[Labeled region entries]

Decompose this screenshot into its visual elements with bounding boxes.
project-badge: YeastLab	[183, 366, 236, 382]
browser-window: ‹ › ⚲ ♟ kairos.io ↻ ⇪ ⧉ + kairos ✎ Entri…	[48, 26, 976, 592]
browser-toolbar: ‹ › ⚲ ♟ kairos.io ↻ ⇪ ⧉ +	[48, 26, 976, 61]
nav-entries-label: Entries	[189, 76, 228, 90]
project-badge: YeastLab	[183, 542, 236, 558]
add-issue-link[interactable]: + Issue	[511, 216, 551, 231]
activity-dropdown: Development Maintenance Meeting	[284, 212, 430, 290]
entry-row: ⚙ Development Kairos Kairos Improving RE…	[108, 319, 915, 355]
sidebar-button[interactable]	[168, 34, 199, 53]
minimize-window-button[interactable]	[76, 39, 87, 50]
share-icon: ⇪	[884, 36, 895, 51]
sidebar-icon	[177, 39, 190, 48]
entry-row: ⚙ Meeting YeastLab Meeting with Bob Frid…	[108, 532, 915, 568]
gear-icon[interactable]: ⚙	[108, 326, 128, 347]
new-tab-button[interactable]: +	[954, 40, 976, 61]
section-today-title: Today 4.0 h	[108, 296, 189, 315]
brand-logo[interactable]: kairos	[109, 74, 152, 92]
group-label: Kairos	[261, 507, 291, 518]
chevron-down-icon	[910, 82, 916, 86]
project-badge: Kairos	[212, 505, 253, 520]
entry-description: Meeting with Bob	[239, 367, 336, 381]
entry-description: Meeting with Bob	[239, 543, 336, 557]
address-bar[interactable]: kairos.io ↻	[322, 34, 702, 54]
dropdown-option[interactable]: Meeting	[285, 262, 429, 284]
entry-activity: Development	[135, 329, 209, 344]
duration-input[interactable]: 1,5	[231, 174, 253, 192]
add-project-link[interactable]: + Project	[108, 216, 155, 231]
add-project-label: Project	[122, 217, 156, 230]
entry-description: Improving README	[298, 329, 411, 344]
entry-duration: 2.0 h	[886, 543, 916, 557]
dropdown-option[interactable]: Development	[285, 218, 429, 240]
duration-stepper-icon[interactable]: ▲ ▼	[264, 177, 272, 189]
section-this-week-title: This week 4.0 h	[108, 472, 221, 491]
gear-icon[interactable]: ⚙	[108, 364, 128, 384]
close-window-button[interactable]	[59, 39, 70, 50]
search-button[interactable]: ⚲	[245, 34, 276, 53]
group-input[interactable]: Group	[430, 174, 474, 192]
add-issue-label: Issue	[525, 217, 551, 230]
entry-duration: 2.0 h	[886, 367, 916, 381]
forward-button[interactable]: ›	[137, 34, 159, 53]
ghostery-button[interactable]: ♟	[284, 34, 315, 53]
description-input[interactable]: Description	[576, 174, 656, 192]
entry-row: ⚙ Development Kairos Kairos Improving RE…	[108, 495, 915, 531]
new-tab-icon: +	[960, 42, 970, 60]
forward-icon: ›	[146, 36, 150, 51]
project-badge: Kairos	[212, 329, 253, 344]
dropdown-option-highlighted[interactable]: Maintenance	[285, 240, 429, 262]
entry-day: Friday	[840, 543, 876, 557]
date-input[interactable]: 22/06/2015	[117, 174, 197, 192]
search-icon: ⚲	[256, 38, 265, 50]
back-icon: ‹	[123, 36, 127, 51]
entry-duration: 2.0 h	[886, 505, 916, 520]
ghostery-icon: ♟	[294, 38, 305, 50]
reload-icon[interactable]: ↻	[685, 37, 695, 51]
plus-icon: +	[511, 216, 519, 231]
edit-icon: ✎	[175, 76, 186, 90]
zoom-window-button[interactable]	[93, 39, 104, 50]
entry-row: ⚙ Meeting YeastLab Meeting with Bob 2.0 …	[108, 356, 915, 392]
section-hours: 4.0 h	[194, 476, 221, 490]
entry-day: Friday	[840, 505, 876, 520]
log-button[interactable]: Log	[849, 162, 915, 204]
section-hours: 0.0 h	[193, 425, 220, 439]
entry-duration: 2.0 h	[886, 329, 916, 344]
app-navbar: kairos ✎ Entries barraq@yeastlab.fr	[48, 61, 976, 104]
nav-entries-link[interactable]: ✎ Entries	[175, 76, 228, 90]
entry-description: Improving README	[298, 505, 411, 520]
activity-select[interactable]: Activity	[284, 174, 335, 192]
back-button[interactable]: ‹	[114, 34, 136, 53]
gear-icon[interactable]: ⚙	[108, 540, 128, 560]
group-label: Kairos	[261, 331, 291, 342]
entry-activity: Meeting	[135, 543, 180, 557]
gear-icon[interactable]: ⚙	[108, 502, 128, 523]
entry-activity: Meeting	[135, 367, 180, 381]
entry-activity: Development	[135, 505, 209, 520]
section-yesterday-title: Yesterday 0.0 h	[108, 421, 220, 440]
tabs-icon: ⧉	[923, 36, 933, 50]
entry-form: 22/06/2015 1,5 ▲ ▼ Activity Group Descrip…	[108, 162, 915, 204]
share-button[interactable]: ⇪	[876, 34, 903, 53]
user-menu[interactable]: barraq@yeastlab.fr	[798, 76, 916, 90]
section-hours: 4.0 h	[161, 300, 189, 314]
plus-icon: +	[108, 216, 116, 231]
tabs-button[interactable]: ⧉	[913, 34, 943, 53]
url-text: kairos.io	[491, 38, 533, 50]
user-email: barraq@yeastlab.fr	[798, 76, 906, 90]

» The task
Output every one of the records above word for word, leaving nothing out and changing nothing.

» Exercise output
Decompose this screenshot into its visual elements with bounding boxes.
project-badge: YeastLab	[183, 366, 236, 382]
browser-window: ‹ › ⚲ ♟ kairos.io ↻ ⇪ ⧉ + kairos ✎ Entri…	[48, 26, 976, 592]
browser-toolbar: ‹ › ⚲ ♟ kairos.io ↻ ⇪ ⧉ +	[48, 26, 976, 61]
nav-entries-label: Entries	[189, 76, 228, 90]
project-badge: YeastLab	[183, 542, 236, 558]
add-issue-link[interactable]: + Issue	[511, 216, 551, 231]
activity-dropdown: Development Maintenance Meeting	[284, 212, 430, 290]
entry-row: ⚙ Development Kairos Kairos Improving RE…	[108, 319, 915, 355]
sidebar-button[interactable]	[168, 34, 199, 53]
minimize-window-button[interactable]	[76, 39, 87, 50]
share-icon: ⇪	[884, 36, 895, 51]
sidebar-icon	[177, 39, 190, 48]
entry-row: ⚙ Meeting YeastLab Meeting with Bob Frid…	[108, 532, 915, 568]
gear-icon[interactable]: ⚙	[108, 326, 128, 347]
new-tab-button[interactable]: +	[954, 40, 976, 61]
section-today-title: Today 4.0 h	[108, 296, 189, 315]
brand-logo[interactable]: kairos	[109, 74, 152, 92]
group-label: Kairos	[261, 507, 291, 518]
chevron-down-icon	[910, 82, 916, 86]
project-badge: Kairos	[212, 505, 253, 520]
entry-description: Meeting with Bob	[239, 367, 336, 381]
entry-description: Meeting with Bob	[239, 543, 336, 557]
address-bar[interactable]: kairos.io ↻	[322, 34, 702, 54]
dropdown-option[interactable]: Meeting	[285, 262, 429, 284]
entry-activity: Development	[135, 329, 209, 344]
duration-input[interactable]: 1,5	[231, 174, 253, 192]
add-project-link[interactable]: + Project	[108, 216, 155, 231]
add-project-label: Project	[122, 217, 156, 230]
entry-description: Improving README	[298, 329, 411, 344]
entry-duration: 2.0 h	[886, 543, 916, 557]
dropdown-option[interactable]: Development	[285, 218, 429, 240]
duration-stepper-icon[interactable]: ▲ ▼	[264, 177, 272, 189]
section-this-week-title: This week 4.0 h	[108, 472, 221, 491]
gear-icon[interactable]: ⚙	[108, 364, 128, 384]
close-window-button[interactable]	[59, 39, 70, 50]
search-button[interactable]: ⚲	[245, 34, 276, 53]
group-input[interactable]: Group	[430, 174, 474, 192]
add-issue-label: Issue	[525, 217, 551, 230]
entry-duration: 2.0 h	[886, 367, 916, 381]
forward-button[interactable]: ›	[137, 34, 159, 53]
ghostery-button[interactable]: ♟	[284, 34, 315, 53]
description-input[interactable]: Description	[576, 174, 656, 192]
entry-row: ⚙ Development Kairos Kairos Improving RE…	[108, 495, 915, 531]
new-tab-icon: +	[960, 42, 970, 60]
forward-icon: ›	[146, 36, 150, 51]
project-badge: Kairos	[212, 329, 253, 344]
dropdown-option-highlighted[interactable]: Maintenance	[285, 240, 429, 262]
entry-day: Friday	[840, 543, 876, 557]
date-input[interactable]: 22/06/2015	[117, 174, 197, 192]
search-icon: ⚲	[256, 38, 265, 50]
back-icon: ‹	[123, 36, 127, 51]
entry-duration: 2.0 h	[886, 505, 916, 520]
ghostery-icon: ♟	[294, 38, 305, 50]
reload-icon[interactable]: ↻	[685, 37, 695, 51]
plus-icon: +	[511, 216, 519, 231]
edit-icon: ✎	[175, 76, 186, 90]
zoom-window-button[interactable]	[93, 39, 104, 50]
entry-row: ⚙ Meeting YeastLab Meeting with Bob 2.0 …	[108, 356, 915, 392]
section-hours: 4.0 h	[194, 476, 221, 490]
entry-day: Friday	[840, 505, 876, 520]
log-button[interactable]: Log	[849, 162, 915, 204]
section-hours: 0.0 h	[193, 425, 220, 439]
entry-duration: 2.0 h	[886, 329, 916, 344]
app-navbar: kairos ✎ Entries barraq@yeastlab.fr	[48, 61, 976, 104]
nav-entries-link[interactable]: ✎ Entries	[175, 76, 228, 90]
entry-description: Improving README	[298, 505, 411, 520]
activity-select[interactable]: Activity	[284, 174, 335, 192]
back-button[interactable]: ‹	[114, 34, 136, 53]
gear-icon[interactable]: ⚙	[108, 540, 128, 560]
group-label: Kairos	[261, 331, 291, 342]
entry-activity: Meeting	[135, 543, 180, 557]
gear-icon[interactable]: ⚙	[108, 502, 128, 523]
entry-activity: Meeting	[135, 367, 180, 381]
entry-activity: Development	[135, 505, 209, 520]
section-yesterday-title: Yesterday 0.0 h	[108, 421, 220, 440]
tabs-icon: ⧉	[923, 36, 933, 50]
entry-form: 22/06/2015 1,5 ▲ ▼ Activity Group Descrip…	[108, 162, 915, 204]
share-button[interactable]: ⇪	[876, 34, 903, 53]
user-menu[interactable]: barraq@yeastlab.fr	[798, 76, 916, 90]
section-hours: 4.0 h	[161, 300, 189, 314]
plus-icon: +	[108, 216, 116, 231]
tabs-button[interactable]: ⧉	[913, 34, 943, 53]
url-text: kairos.io	[491, 38, 533, 50]
user-email: barraq@yeastlab.fr	[798, 76, 906, 90]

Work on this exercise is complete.